▸ **SHORT TASK**: Of all the lines in the data below, how many contain "JSON"? Report that number alone.

▸ **RECORD EXCERPTS**:
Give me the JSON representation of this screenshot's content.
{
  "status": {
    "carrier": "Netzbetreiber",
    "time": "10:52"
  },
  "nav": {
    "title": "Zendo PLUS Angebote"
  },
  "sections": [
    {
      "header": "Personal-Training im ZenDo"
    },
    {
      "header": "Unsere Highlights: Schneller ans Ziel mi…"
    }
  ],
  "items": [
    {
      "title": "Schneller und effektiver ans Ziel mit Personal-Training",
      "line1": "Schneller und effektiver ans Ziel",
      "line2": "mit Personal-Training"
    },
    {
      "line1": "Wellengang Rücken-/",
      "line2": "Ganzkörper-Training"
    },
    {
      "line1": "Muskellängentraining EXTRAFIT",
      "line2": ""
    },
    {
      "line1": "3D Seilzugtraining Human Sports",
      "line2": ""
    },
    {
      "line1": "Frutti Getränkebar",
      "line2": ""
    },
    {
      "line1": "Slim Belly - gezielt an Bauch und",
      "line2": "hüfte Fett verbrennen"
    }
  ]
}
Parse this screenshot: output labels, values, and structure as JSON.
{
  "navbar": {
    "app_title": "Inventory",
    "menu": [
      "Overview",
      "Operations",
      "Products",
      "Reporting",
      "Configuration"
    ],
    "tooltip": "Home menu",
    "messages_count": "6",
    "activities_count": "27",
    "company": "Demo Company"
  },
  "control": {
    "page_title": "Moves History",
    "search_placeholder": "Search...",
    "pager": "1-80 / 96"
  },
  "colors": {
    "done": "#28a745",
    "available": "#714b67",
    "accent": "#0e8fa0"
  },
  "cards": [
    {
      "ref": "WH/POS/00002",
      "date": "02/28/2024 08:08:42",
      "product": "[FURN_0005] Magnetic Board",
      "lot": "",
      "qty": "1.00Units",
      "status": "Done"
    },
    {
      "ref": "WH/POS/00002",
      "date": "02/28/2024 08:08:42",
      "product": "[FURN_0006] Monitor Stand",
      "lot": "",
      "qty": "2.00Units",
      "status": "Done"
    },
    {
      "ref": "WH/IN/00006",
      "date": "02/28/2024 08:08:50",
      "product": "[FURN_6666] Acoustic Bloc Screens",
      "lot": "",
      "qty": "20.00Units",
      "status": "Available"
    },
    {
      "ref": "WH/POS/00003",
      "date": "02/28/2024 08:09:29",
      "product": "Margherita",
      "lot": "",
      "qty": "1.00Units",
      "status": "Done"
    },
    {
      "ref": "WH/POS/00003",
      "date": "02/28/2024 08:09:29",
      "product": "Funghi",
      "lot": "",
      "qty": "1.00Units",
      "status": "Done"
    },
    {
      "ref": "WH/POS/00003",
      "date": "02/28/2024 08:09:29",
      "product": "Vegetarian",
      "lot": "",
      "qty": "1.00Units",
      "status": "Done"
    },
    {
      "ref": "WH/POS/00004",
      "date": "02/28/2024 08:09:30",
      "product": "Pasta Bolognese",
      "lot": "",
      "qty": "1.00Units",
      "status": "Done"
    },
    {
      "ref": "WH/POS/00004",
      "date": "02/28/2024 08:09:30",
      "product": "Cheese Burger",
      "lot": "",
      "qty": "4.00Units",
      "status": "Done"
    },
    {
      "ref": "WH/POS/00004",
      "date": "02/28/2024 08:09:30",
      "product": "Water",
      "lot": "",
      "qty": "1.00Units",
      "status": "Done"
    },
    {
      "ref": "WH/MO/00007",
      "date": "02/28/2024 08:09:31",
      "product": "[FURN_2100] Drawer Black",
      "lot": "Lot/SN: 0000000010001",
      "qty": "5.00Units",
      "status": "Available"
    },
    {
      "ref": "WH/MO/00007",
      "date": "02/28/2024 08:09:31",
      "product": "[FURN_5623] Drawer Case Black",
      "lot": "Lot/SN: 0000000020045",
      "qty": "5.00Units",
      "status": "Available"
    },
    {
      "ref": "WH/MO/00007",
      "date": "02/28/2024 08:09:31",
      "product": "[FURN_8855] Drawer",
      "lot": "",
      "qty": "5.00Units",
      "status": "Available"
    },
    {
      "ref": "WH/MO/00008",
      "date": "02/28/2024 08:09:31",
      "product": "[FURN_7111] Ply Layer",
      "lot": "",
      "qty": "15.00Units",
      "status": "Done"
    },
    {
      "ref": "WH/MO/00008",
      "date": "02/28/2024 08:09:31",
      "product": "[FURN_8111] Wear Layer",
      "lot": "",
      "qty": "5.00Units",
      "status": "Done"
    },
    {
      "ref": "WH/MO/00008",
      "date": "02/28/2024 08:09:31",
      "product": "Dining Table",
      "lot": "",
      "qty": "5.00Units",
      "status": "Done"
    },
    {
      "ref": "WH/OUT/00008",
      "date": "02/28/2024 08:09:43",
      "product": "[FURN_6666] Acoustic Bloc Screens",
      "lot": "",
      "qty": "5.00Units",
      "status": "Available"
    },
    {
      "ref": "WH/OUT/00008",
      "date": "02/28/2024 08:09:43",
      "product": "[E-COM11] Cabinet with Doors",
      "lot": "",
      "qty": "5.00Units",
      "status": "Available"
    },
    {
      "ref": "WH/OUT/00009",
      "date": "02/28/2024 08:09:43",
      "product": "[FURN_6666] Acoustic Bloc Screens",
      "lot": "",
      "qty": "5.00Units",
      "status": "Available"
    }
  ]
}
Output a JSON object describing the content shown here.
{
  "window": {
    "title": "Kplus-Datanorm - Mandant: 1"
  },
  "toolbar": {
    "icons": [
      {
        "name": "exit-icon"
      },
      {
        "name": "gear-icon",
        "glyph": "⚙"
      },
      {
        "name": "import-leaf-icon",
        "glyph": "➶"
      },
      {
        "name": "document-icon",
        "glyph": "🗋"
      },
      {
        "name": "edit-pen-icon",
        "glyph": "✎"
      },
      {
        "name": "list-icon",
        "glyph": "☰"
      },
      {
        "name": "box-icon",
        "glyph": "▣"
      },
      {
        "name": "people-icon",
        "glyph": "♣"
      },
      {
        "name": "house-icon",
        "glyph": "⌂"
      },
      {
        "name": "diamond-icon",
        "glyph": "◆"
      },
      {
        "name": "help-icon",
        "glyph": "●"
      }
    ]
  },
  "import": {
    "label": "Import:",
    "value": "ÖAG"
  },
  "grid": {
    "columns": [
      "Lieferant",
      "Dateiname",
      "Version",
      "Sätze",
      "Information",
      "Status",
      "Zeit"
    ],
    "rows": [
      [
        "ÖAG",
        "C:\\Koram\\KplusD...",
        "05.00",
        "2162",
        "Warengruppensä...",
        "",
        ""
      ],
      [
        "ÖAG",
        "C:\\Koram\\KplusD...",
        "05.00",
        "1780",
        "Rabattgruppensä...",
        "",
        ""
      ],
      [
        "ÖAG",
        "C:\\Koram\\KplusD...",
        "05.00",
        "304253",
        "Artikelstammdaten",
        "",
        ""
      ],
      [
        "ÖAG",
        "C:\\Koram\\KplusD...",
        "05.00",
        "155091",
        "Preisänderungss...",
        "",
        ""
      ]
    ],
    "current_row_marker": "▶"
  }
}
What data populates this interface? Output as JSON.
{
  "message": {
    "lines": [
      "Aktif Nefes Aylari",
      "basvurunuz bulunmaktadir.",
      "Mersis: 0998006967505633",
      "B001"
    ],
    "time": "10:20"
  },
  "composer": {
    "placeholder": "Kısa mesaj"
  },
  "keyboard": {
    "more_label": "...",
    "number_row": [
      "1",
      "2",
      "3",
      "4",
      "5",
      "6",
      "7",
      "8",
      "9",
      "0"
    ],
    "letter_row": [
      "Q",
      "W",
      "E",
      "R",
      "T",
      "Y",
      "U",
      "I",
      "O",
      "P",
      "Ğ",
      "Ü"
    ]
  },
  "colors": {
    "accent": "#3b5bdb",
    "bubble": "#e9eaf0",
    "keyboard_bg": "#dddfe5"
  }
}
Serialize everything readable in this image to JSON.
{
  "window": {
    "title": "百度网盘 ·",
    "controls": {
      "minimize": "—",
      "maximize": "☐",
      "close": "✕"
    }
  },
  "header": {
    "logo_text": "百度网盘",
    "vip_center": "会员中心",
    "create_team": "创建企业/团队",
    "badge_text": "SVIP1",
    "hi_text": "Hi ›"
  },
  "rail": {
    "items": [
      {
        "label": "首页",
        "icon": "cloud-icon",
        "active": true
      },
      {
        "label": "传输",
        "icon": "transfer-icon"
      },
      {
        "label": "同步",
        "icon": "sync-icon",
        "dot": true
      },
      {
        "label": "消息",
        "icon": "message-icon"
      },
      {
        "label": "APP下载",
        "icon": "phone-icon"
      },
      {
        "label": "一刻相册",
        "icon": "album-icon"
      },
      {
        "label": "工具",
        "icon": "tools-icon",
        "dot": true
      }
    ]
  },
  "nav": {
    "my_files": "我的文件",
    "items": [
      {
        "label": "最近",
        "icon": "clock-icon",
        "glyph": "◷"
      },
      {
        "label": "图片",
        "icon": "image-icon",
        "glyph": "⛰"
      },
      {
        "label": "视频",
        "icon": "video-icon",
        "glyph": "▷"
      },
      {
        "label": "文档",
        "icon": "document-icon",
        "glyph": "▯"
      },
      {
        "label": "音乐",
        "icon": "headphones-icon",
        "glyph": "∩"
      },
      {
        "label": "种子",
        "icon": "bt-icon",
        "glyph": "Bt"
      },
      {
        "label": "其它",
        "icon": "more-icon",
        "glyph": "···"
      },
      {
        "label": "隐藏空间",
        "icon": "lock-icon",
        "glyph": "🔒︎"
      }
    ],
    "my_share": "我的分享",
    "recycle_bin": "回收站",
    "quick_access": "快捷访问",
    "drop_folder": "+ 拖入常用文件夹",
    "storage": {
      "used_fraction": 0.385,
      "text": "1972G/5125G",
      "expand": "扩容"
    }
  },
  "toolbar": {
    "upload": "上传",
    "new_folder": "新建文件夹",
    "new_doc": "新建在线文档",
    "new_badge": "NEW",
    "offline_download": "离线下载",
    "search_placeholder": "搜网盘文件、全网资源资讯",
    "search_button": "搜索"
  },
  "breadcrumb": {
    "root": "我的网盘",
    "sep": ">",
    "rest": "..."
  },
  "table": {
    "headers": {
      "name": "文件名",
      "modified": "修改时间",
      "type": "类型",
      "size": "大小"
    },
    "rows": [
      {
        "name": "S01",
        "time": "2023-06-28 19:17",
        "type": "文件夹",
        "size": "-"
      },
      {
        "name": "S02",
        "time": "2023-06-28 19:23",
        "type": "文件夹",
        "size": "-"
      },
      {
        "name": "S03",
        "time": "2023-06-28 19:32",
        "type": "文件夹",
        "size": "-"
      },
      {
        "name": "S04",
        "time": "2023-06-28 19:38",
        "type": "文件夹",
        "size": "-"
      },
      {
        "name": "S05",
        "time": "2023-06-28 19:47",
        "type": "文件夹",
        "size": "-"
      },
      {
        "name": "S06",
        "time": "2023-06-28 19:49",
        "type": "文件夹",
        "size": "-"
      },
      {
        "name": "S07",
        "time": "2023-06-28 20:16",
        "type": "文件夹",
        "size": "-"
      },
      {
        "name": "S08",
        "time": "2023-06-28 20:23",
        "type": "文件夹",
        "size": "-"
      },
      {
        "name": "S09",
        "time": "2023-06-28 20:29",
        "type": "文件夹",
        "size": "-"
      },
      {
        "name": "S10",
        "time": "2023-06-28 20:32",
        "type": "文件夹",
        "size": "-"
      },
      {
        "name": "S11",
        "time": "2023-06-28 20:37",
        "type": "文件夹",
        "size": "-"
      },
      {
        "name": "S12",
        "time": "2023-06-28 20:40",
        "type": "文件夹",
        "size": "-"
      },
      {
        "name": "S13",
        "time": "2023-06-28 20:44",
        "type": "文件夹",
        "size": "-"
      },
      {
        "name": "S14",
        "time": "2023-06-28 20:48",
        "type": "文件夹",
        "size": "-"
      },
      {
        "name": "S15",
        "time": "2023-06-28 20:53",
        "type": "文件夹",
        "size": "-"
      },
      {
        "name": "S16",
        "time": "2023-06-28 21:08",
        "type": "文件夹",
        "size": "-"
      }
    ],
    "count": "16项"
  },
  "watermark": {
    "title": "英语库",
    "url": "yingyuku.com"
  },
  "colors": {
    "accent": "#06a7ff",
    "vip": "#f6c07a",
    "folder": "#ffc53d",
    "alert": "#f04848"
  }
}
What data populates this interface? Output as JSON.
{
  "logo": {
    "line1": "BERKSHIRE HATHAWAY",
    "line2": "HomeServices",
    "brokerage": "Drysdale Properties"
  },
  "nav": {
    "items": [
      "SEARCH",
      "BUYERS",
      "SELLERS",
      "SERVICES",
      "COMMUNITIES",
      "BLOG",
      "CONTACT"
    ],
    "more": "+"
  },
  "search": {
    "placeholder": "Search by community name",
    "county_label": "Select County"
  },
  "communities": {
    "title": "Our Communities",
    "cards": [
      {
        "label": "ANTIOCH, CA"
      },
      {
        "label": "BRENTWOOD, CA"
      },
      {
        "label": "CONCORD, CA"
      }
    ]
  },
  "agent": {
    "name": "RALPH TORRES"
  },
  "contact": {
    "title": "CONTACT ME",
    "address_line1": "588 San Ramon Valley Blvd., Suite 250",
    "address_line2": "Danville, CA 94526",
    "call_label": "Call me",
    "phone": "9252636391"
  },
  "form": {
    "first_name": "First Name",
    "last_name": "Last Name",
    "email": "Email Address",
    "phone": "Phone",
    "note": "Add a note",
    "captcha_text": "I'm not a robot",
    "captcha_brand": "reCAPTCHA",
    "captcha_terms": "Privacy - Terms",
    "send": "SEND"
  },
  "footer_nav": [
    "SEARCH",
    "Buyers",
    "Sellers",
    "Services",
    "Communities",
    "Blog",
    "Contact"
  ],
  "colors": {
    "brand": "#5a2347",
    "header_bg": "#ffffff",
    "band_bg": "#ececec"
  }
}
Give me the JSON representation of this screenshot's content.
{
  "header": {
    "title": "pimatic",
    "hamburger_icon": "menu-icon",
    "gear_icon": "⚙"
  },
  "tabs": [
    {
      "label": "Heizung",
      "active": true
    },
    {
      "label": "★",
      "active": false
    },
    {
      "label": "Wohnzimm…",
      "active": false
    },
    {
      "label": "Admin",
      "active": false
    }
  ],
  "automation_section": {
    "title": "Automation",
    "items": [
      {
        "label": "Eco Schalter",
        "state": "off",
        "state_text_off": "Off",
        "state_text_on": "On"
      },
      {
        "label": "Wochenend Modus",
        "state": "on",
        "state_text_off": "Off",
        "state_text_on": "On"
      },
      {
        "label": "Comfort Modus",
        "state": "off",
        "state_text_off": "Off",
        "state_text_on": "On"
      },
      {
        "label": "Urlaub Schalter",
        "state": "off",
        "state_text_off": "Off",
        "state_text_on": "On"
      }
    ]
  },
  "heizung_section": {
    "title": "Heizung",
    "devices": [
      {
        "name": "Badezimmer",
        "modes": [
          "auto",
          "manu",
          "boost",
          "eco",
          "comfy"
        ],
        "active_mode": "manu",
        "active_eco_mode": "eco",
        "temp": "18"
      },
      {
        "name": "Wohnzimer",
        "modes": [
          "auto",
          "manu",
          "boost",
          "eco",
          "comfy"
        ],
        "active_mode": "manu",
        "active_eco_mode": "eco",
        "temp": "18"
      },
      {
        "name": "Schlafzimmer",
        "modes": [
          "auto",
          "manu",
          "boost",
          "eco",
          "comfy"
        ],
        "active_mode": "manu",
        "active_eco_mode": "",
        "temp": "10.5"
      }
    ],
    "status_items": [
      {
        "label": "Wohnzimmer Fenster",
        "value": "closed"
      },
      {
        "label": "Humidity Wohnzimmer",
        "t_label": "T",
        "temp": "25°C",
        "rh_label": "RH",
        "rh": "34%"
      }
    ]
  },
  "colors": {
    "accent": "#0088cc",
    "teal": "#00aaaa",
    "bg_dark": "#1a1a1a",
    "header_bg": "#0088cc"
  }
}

▸ **RESPONSE TO THIS TASK**: 7